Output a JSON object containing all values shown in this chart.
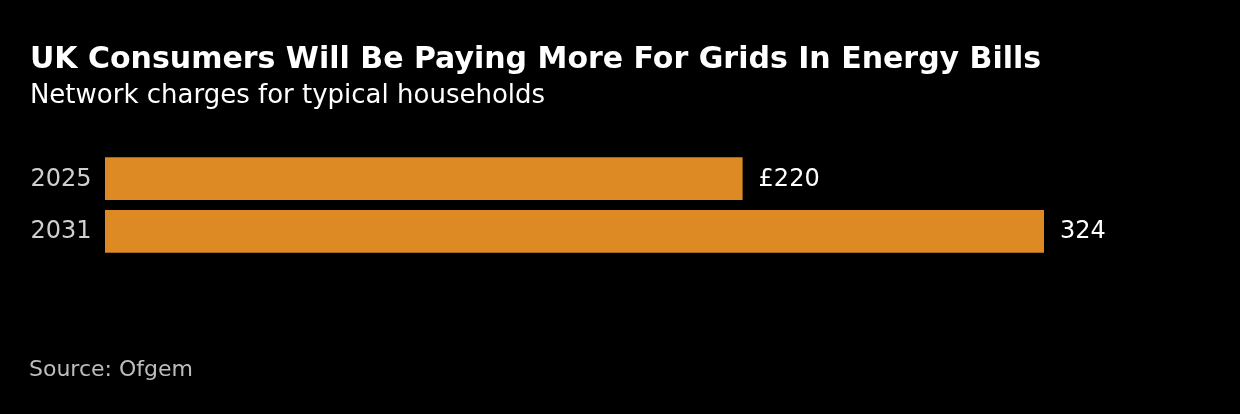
{
  "chart_data": {
    "type": "bar",
    "orientation": "horizontal",
    "title": "UK Consumers Will Be Paying More For Grids In Energy Bills",
    "subtitle": "Network charges for typical households",
    "categories": [
      "2025",
      "2031"
    ],
    "values": [
      220,
      324
    ],
    "value_labels": [
      "£220",
      "324"
    ],
    "color": "#dd8a24",
    "annotations": [
      "Source: Ofgem"
    ]
  }
}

######

### [TASK STATEMENT]
Extract the full listing above verbatim; pictures are to be left out of the copy.

### [SOLUTION BELOW]
Output a JSON object containing all values shown in this chart.
{
  "chart_data": {
    "type": "bar",
    "orientation": "horizontal",
    "title": "UK Consumers Will Be Paying More For Grids In Energy Bills",
    "subtitle": "Network charges for typical households",
    "categories": [
      "2025",
      "2031"
    ],
    "values": [
      220,
      324
    ],
    "value_labels": [
      "£220",
      "324"
    ],
    "color": "#dd8a24",
    "annotations": [
      "Source: Ofgem"
    ]
  }
}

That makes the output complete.